- **AIM OF THE TASK**
Extract, from the listing that follows, each line containing the word "elevation".

- **LISTED ENTRIES**

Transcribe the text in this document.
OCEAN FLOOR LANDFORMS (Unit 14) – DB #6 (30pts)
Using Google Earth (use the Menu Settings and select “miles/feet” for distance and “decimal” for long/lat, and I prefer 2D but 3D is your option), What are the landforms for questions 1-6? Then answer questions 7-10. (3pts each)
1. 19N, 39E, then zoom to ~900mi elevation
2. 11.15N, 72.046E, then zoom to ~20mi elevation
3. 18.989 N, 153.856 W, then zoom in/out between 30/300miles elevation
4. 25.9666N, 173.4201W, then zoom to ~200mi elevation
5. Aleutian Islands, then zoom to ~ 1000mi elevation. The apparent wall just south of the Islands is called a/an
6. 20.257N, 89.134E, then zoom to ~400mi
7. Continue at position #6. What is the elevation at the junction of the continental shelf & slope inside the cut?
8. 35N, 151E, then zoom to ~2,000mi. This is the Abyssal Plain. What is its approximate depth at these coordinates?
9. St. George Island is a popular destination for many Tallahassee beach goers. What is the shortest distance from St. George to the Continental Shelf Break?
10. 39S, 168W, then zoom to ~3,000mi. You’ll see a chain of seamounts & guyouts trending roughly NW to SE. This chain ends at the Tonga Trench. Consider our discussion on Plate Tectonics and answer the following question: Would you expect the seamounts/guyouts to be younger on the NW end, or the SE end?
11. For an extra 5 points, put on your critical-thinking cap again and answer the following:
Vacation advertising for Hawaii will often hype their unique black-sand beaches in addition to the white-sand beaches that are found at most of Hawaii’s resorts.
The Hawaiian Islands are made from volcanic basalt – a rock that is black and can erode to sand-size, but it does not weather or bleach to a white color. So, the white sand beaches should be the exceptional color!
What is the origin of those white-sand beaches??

- **COMPLETED TASK**
1. 19N, 39E, then zoom to ~900mi elevation
2. 11.15N, 72.046E, then zoom to ~20mi elevation
3. 18.989 N, 153.856 W, then zoom in/out between 30/300miles elevation
4. 25.9666N, 173.4201W, then zoom to ~200mi elevation
5. Aleutian Islands, then zoom to ~ 1000mi elevation. The apparent wall just south of the Islands is called a/an
7. Continue at position #6. What is the elevation at the junction of the continental shelf & slope inside the cut?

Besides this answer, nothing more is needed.